:: Stored entries ::
= = = =

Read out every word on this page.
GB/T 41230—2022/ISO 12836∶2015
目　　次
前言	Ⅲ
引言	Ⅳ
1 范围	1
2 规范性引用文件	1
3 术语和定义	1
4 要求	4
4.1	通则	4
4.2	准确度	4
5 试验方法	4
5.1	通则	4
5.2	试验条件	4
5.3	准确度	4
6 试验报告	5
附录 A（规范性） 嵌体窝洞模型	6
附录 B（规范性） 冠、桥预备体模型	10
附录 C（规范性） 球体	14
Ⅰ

= = = =

:: WORK INSTRUCTIONS ::
Return the listing above word for word.

:: TASK ANSWER ::
Read out every word on this page.
GB/T 41230—2022/ISO 12836∶2015
目　　次
前言	Ⅲ
引言	Ⅳ
1 范围	1
2 规范性引用文件	1
3 术语和定义	1
4 要求	4
4.1	通则	4
4.2	准确度	4
5 试验方法	4
5.1	通则	4
5.2	试验条件	4
5.3	准确度	4
6 试验报告	5
附录 A（规范性） 嵌体窝洞模型	6
附录 B（规范性） 冠、桥预备体模型	10
附录 C（规范性） 球体	14
Ⅰ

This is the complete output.